> **TASK DESCRIPTION**
Which lines in the records below contain the word "거리비례"? Copy each one out.

> **EXERCISE MATERIALS**
## begin

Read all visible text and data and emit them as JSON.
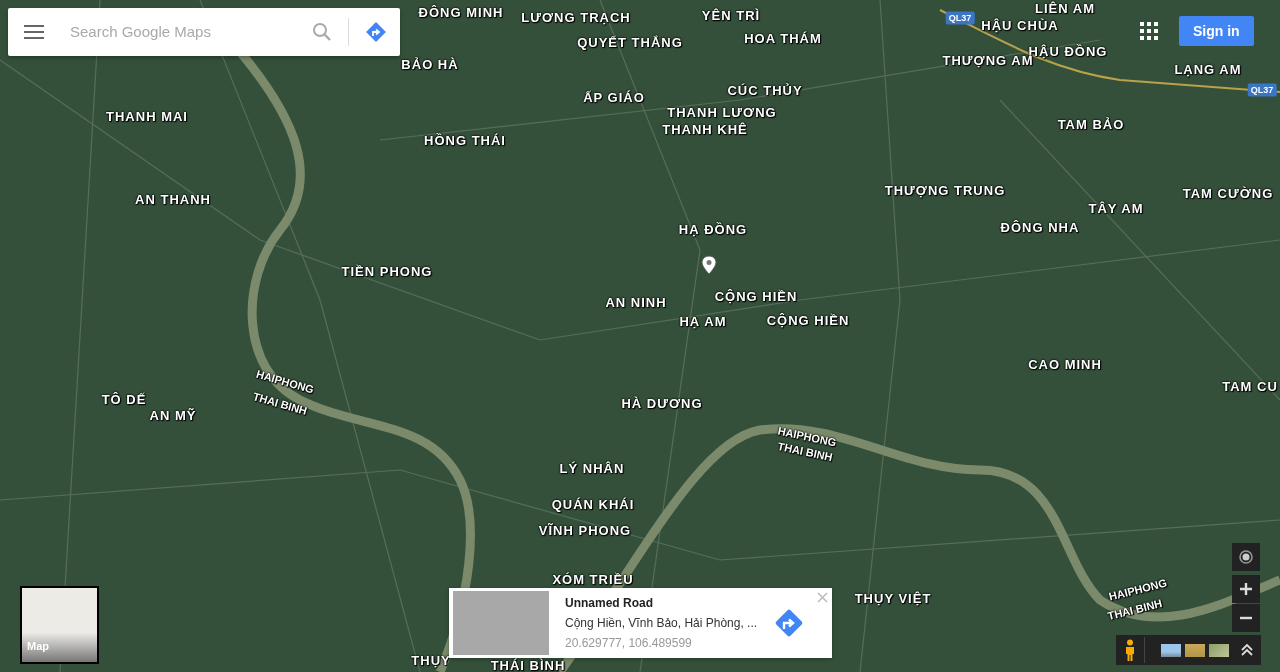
{
  "search": {
    "placeholder": "Search Google Maps"
  },
  "account": {
    "sign_in": "Sign in"
  },
  "map_labels": [
    {
      "text": "ĐÔNG MINH",
      "kind": "place"
    },
    {
      "text": "LƯƠNG TRẠCH",
      "kind": "place"
    },
    {
      "text": "YÊN TRÌ",
      "kind": "place"
    },
    {
      "text": "LIÊN AM",
      "kind": "place"
    },
    {
      "text": "QL37",
      "kind": "road"
    },
    {
      "text": "HẬU CHÙA",
      "kind": "place"
    },
    {
      "text": "QUYẾT THẮNG",
      "kind": "place"
    },
    {
      "text": "HOA THÁM",
      "kind": "place"
    },
    {
      "text": "BẢO HÀ",
      "kind": "place"
    },
    {
      "text": "HẬU ĐỒNG",
      "kind": "place"
    },
    {
      "text": "THƯỢNG AM",
      "kind": "place"
    },
    {
      "text": "LẠNG AM",
      "kind": "place"
    },
    {
      "text": "ẤP GIÁO",
      "kind": "place"
    },
    {
      "text": "CÚC THỦY",
      "kind": "place"
    },
    {
      "text": "QL37",
      "kind": "road"
    },
    {
      "text": "THANH LƯƠNG",
      "kind": "place"
    },
    {
      "text": "THANH MAI",
      "kind": "place"
    },
    {
      "text": "THANH KHÊ",
      "kind": "place"
    },
    {
      "text": "TAM BẢO",
      "kind": "place"
    },
    {
      "text": "HỒNG THÁI",
      "kind": "place"
    },
    {
      "text": "THƯỢNG TRUNG",
      "kind": "place"
    },
    {
      "text": "TAM CƯỜNG",
      "kind": "place"
    },
    {
      "text": "AN THANH",
      "kind": "place"
    },
    {
      "text": "TÂY AM",
      "kind": "place"
    },
    {
      "text": "ĐÔNG NHA",
      "kind": "place"
    },
    {
      "text": "HẠ ĐỒNG",
      "kind": "place"
    },
    {
      "text": "TIỀN PHONG",
      "kind": "place"
    },
    {
      "text": "AN NINH",
      "kind": "place"
    },
    {
      "text": "CỘNG HIỀN",
      "kind": "place"
    },
    {
      "text": "HẠ AM",
      "kind": "place"
    },
    {
      "text": "CỘNG HIỀN",
      "kind": "place"
    },
    {
      "text": "CAO MINH",
      "kind": "place"
    },
    {
      "text": "TAM CU",
      "kind": "place"
    },
    {
      "text": "HAIPHONG",
      "kind": "river"
    },
    {
      "text": "TÔ DẾ",
      "kind": "place"
    },
    {
      "text": "THAI BINH",
      "kind": "river"
    },
    {
      "text": "AN MỸ",
      "kind": "place"
    },
    {
      "text": "HÀ DƯƠNG",
      "kind": "place"
    },
    {
      "text": "HAIPHONG",
      "kind": "river"
    },
    {
      "text": "THAI BINH",
      "kind": "river"
    },
    {
      "text": "LÝ NHÂN",
      "kind": "place"
    },
    {
      "text": "QUÁN KHÁI",
      "kind": "place"
    },
    {
      "text": "VĨNH PHONG",
      "kind": "place"
    },
    {
      "text": "XÓM TRIỀU",
      "kind": "place"
    },
    {
      "text": "THỤY VIỆT",
      "kind": "place"
    },
    {
      "text": "HAIPHONG",
      "kind": "river"
    },
    {
      "text": "THAI BINH",
      "kind": "river"
    },
    {
      "text": "THỤY",
      "kind": "place"
    },
    {
      "text": "THÁI BÌNH",
      "kind": "place"
    }
  ],
  "layer_switcher": {
    "label": "Map"
  },
  "info_card": {
    "title": "Unnamed Road",
    "address": "Cộng Hiền, Vĩnh Bảo, Hải Phòng, ...",
    "coordinates": "20.629777, 106.489599"
  }
}
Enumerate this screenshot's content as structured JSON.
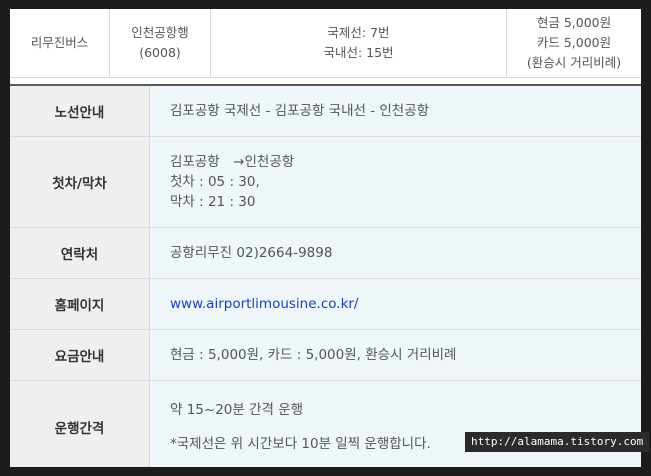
{
  "summary": {
    "type": "리무진버스",
    "destination": "인천공항행",
    "route_no": "(6008)",
    "stop_intl": "국제선: 7번",
    "stop_dom": "국내선: 15번",
    "fare_cash": "현금 5,000원",
    "fare_card": "카드 5,000원",
    "fare_note": "(환승시 거리비례)"
  },
  "rows": {
    "route": {
      "label": "노선안내",
      "value": "김포공항 국제선 - 김포공항 국내선 - 인천공항"
    },
    "schedule": {
      "label": "첫차/막차",
      "line1": "김포공항　→인천공항",
      "line2": "첫차 : 05 : 30,",
      "line3": "막차 : 21 : 30"
    },
    "contact": {
      "label": "연락처",
      "value": "공항리무진 02)2664-9898"
    },
    "homepage": {
      "label": "홈페이지",
      "value": "www.airportlimousine.co.kr/"
    },
    "fare": {
      "label": "요금안내",
      "value": "현금 : 5,000원, 카드 : 5,000원, 환승시 거리비례"
    },
    "interval": {
      "label": "운행간격",
      "line1": "약 15~20분 간격 운행",
      "line2": "*국제선은 위 시간보다 10분 일찍 운행합니다."
    }
  },
  "watermark": "http://alamama.tistory.com"
}
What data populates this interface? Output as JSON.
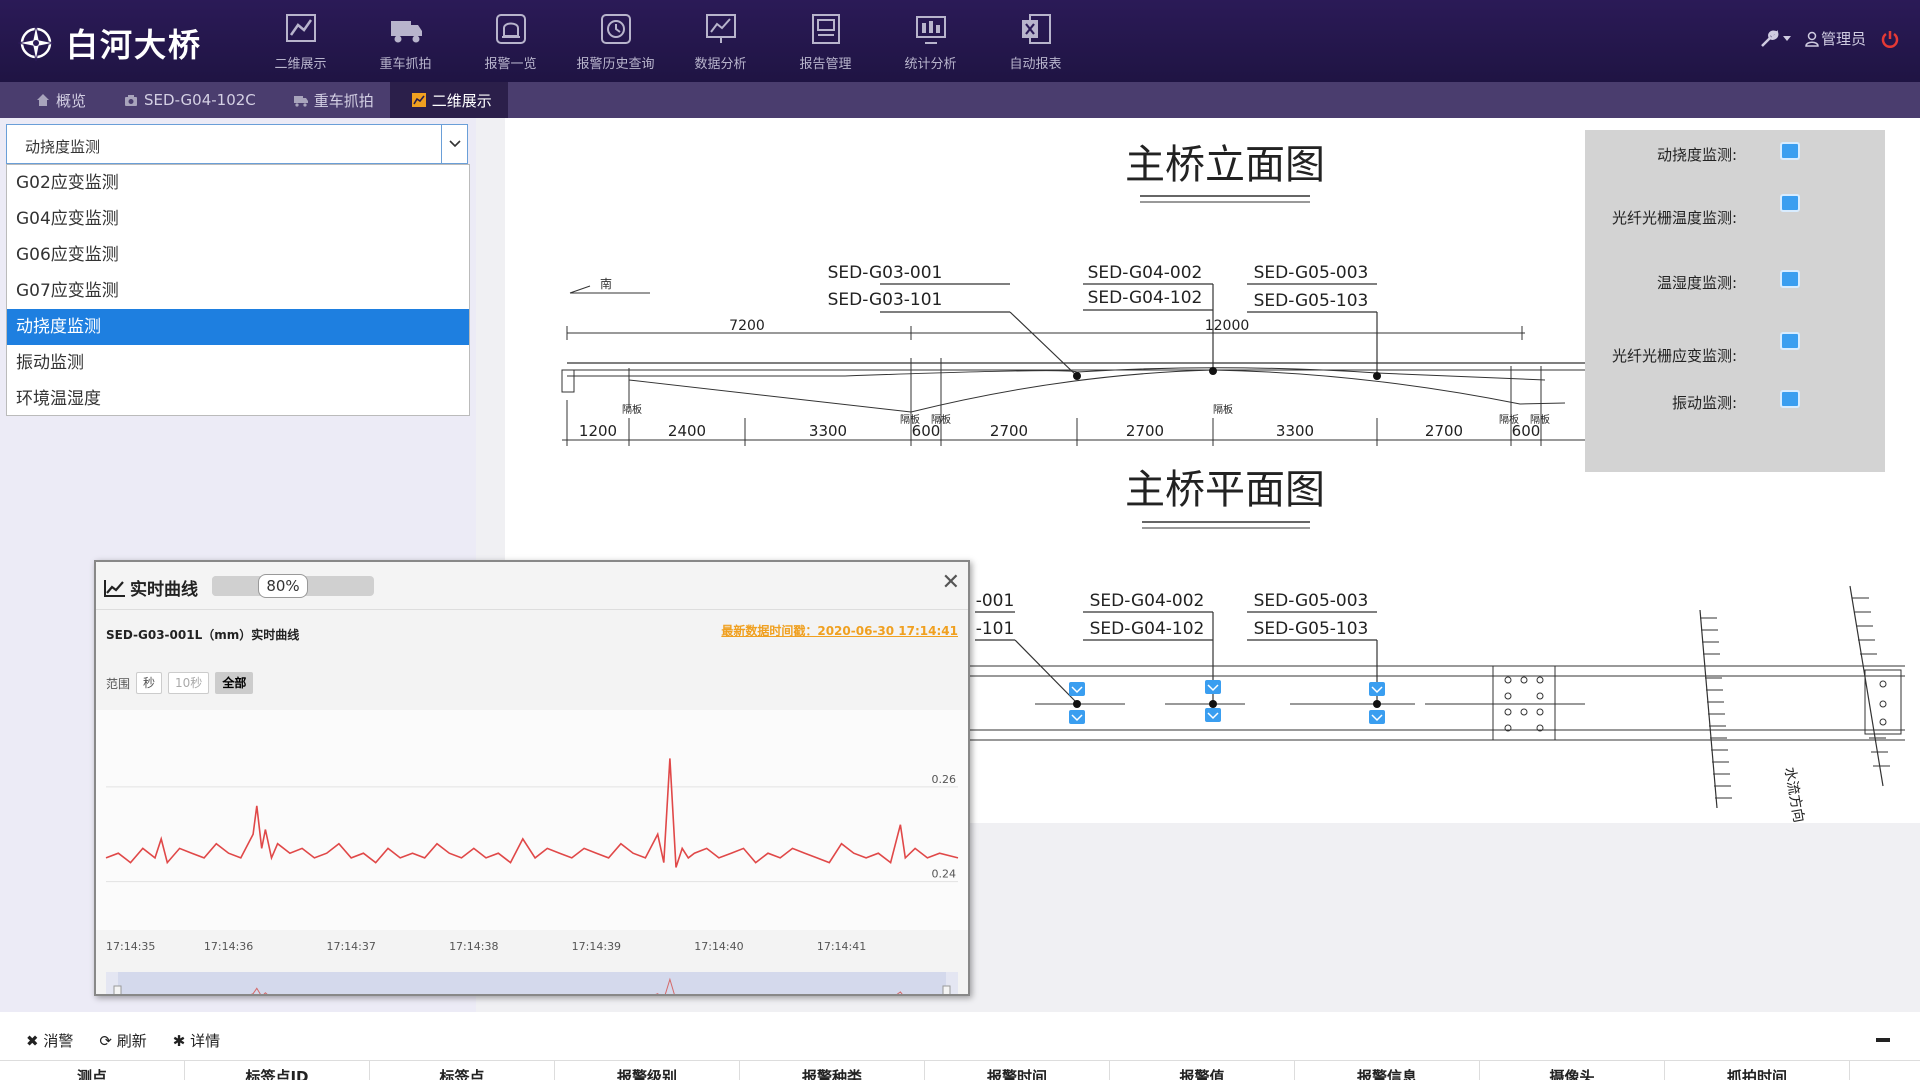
{
  "app": {
    "title": "白河大桥"
  },
  "nav": [
    {
      "label": "二维展示",
      "icon": "line-chart-icon"
    },
    {
      "label": "重车抓拍",
      "icon": "truck-icon"
    },
    {
      "label": "报警一览",
      "icon": "alarm-bell-icon"
    },
    {
      "label": "报警历史查询",
      "icon": "alarm-history-icon"
    },
    {
      "label": "数据分析",
      "icon": "data-analysis-icon"
    },
    {
      "label": "报告管理",
      "icon": "report-icon"
    },
    {
      "label": "统计分析",
      "icon": "statistics-icon"
    },
    {
      "label": "自动报表",
      "icon": "excel-icon"
    }
  ],
  "header": {
    "user": "管理员"
  },
  "tabs": [
    {
      "label": "概览",
      "icon": "home-icon"
    },
    {
      "label": "SED-G04-102C",
      "icon": "camera-icon"
    },
    {
      "label": "重车抓拍",
      "icon": "truck-icon"
    },
    {
      "label": "二维展示",
      "icon": "chart-icon",
      "active": true
    }
  ],
  "select": {
    "value": "动挠度监测",
    "options": [
      "G02应变监测",
      "G04应变监测",
      "G06应变监测",
      "G07应变监测",
      "动挠度监测",
      "振动监测",
      "环境温湿度"
    ],
    "selected_index": 4
  },
  "drawing": {
    "elevation_title": "主桥立面图",
    "plan_title": "主桥平面图",
    "south_mark": "南",
    "sensors_top": [
      [
        "SED-G03-001",
        "SED-G03-101"
      ],
      [
        "SED-G04-002",
        "SED-G04-102"
      ],
      [
        "SED-G05-003",
        "SED-G05-103"
      ]
    ],
    "sensors_plan": [
      [
        "-001",
        "-101"
      ],
      [
        "SED-G04-002",
        "SED-G04-102"
      ],
      [
        "SED-G05-003",
        "SED-G05-103"
      ]
    ],
    "span_top": [
      "7200",
      "12000"
    ],
    "dims": [
      "1200",
      "2400",
      "3300",
      "600",
      "2700",
      "2700",
      "3300",
      "2700",
      "600"
    ],
    "diaphragm": "隔板",
    "flow_label": "水流方向"
  },
  "legend": [
    {
      "label": "动挠度监测:",
      "icon": "deflection-sensor-icon"
    },
    {
      "label": "光纤光栅温度监测:",
      "icon": "fbg-temperature-sensor-icon"
    },
    {
      "label": "温湿度监测:",
      "icon": "humidity-sensor-icon"
    },
    {
      "label": "光纤光栅应变监测:",
      "icon": "fbg-strain-sensor-icon"
    },
    {
      "label": "振动监测:",
      "icon": "vibration-sensor-icon"
    }
  ],
  "popup": {
    "title": "实时曲线",
    "progress_text": "80%",
    "progress": 0.8,
    "series_title": "SED-G03-001L（mm）实时曲线",
    "latest_time": "最新数据时间戳：2020-06-30 17:14:41",
    "range_label": "范围",
    "range_buttons": [
      "秒",
      "10秒",
      "全部"
    ]
  },
  "chart_data": {
    "type": "line",
    "title": "SED-G03-001L（mm）实时曲线",
    "xlabel": "",
    "ylabel": "",
    "x_ticks": [
      "17:14:35",
      "17:14:36",
      "17:14:37",
      "17:14:38",
      "17:14:39",
      "17:14:40",
      "17:14:41"
    ],
    "y_ticks": [
      "0.24",
      "0.26"
    ],
    "ylim": [
      0.234,
      0.272
    ],
    "series": [
      {
        "color": "#e04848",
        "x": [
          0,
          0.1,
          0.2,
          0.3,
          0.4,
          0.45,
          0.5,
          0.6,
          0.7,
          0.8,
          0.9,
          1.0,
          1.1,
          1.2,
          1.23,
          1.27,
          1.3,
          1.35,
          1.4,
          1.5,
          1.6,
          1.7,
          1.8,
          1.9,
          2.0,
          2.1,
          2.2,
          2.3,
          2.4,
          2.5,
          2.6,
          2.7,
          2.8,
          2.9,
          3.0,
          3.1,
          3.2,
          3.3,
          3.4,
          3.5,
          3.6,
          3.7,
          3.8,
          3.9,
          4.0,
          4.1,
          4.2,
          4.3,
          4.4,
          4.5,
          4.55,
          4.6,
          4.65,
          4.7,
          4.75,
          4.8,
          4.9,
          5.0,
          5.1,
          5.2,
          5.3,
          5.4,
          5.5,
          5.6,
          5.7,
          5.8,
          5.9,
          6.0,
          6.1,
          6.2,
          6.3,
          6.4,
          6.48,
          6.52,
          6.6,
          6.7,
          6.8,
          6.95
        ],
        "values": [
          0.245,
          0.246,
          0.244,
          0.247,
          0.245,
          0.249,
          0.244,
          0.247,
          0.246,
          0.245,
          0.248,
          0.246,
          0.245,
          0.25,
          0.256,
          0.247,
          0.251,
          0.245,
          0.248,
          0.246,
          0.247,
          0.245,
          0.246,
          0.248,
          0.245,
          0.246,
          0.244,
          0.247,
          0.245,
          0.246,
          0.245,
          0.248,
          0.246,
          0.245,
          0.247,
          0.245,
          0.246,
          0.244,
          0.249,
          0.245,
          0.247,
          0.246,
          0.245,
          0.247,
          0.246,
          0.245,
          0.248,
          0.246,
          0.245,
          0.25,
          0.244,
          0.266,
          0.243,
          0.247,
          0.245,
          0.246,
          0.247,
          0.245,
          0.246,
          0.247,
          0.244,
          0.246,
          0.245,
          0.247,
          0.246,
          0.245,
          0.244,
          0.248,
          0.246,
          0.245,
          0.246,
          0.244,
          0.252,
          0.245,
          0.247,
          0.245,
          0.246,
          0.245
        ]
      }
    ]
  },
  "toolbar": {
    "dismiss": "消警",
    "refresh": "刷新",
    "detail": "详情"
  },
  "table": {
    "headers": [
      "测点",
      "标签点ID",
      "标签点",
      "报警级别",
      "报警种类",
      "报警时间",
      "报警值",
      "报警信息",
      "摄像头",
      "抓拍时间"
    ]
  }
}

## end

> **FULL SOLUTION**
    "fare_note": "(환승시 거리비례)"
      "value": "현금 : 5,000원, 카드 : 5,000원, 환승시 거리비례"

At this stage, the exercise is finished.